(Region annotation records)
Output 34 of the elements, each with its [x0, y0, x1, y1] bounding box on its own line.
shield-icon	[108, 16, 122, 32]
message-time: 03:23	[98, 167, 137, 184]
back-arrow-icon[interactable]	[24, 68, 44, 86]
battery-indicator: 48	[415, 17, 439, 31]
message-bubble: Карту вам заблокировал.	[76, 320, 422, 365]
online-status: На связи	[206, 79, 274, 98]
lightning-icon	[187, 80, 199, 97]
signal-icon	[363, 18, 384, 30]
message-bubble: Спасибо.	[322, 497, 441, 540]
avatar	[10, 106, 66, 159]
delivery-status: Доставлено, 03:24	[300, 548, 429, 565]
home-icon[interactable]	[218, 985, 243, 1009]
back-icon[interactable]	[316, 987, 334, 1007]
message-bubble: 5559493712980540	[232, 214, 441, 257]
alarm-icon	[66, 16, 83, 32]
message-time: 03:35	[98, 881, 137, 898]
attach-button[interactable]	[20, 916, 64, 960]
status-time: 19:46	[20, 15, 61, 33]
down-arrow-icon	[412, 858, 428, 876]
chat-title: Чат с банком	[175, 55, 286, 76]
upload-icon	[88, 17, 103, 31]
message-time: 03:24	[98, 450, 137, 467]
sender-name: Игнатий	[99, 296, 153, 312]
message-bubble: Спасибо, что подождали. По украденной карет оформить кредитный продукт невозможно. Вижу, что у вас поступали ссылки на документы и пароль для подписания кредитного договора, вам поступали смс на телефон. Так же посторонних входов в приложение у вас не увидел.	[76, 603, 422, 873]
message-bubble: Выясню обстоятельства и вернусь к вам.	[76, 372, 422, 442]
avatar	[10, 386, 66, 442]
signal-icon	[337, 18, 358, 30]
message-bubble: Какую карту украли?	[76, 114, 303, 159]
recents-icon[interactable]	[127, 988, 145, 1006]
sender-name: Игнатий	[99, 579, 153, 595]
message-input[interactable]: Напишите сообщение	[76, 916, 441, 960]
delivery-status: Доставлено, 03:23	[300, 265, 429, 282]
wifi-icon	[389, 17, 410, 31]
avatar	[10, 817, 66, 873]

## GIVEN TASK
Report every line above that contains the string "signal", copying each one in full. Case counts.

## EXERCISE RESPONSE
signal-icon	[363, 18, 384, 30]
signal-icon	[337, 18, 358, 30]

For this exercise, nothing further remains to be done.